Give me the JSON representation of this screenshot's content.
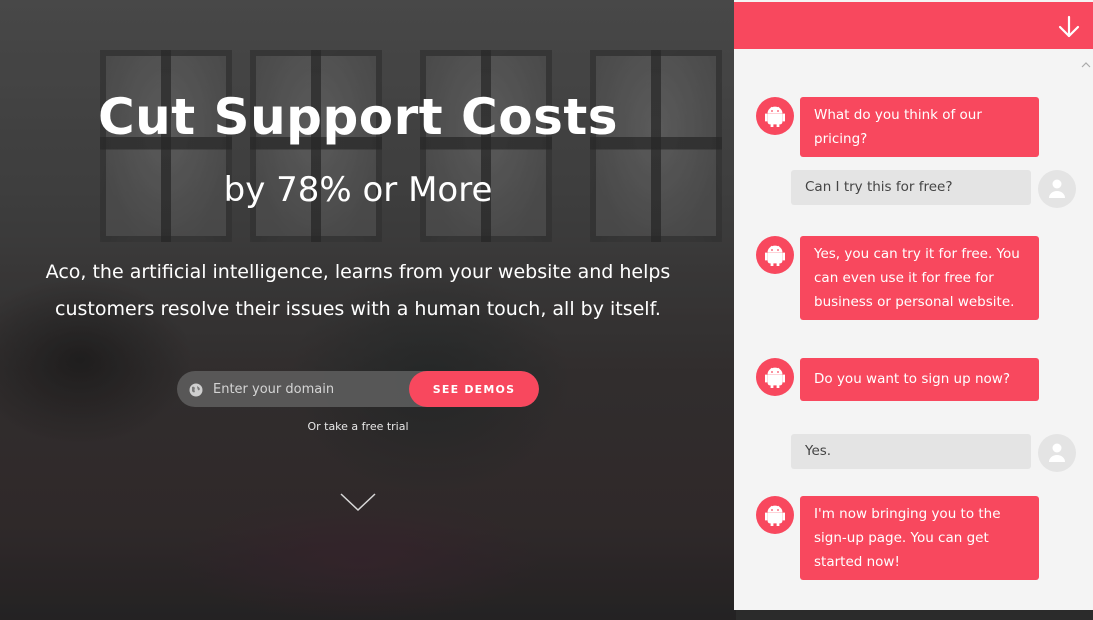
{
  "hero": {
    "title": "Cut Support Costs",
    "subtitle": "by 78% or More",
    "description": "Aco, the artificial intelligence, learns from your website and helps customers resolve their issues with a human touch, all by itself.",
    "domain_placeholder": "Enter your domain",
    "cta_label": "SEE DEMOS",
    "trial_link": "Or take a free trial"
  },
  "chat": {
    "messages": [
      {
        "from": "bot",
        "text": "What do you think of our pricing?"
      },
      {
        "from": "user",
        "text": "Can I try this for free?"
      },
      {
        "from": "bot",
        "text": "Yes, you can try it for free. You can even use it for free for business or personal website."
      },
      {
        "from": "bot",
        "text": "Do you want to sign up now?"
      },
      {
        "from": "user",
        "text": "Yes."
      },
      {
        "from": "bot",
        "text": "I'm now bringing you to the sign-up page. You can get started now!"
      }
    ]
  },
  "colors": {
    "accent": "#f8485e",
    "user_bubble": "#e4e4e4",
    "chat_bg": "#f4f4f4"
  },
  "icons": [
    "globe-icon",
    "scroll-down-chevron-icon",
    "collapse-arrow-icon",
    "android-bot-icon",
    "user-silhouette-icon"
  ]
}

# [Short task]
Reproduce every record above exactly, but leave out the pictures.

# [Output of the exercise]
Give me the JSON representation of this screenshot's content.
{
  "hero": {
    "title": "Cut Support Costs",
    "subtitle": "by 78% or More",
    "description": "Aco, the artificial intelligence, learns from your website and helps customers resolve their issues with a human touch, all by itself.",
    "domain_placeholder": "Enter your domain",
    "cta_label": "SEE DEMOS",
    "trial_link": "Or take a free trial"
  },
  "chat": {
    "messages": [
      {
        "from": "bot",
        "text": "What do you think of our pricing?"
      },
      {
        "from": "user",
        "text": "Can I try this for free?"
      },
      {
        "from": "bot",
        "text": "Yes, you can try it for free. You can even use it for free for business or personal website."
      },
      {
        "from": "bot",
        "text": "Do you want to sign up now?"
      },
      {
        "from": "user",
        "text": "Yes."
      },
      {
        "from": "bot",
        "text": "I'm now bringing you to the sign-up page. You can get started now!"
      }
    ]
  },
  "colors": {
    "accent": "#f8485e",
    "user_bubble": "#e4e4e4",
    "chat_bg": "#f4f4f4"
  },
  "icons": [
    "globe-icon",
    "scroll-down-chevron-icon",
    "collapse-arrow-icon",
    "android-bot-icon",
    "user-silhouette-icon"
  ]
}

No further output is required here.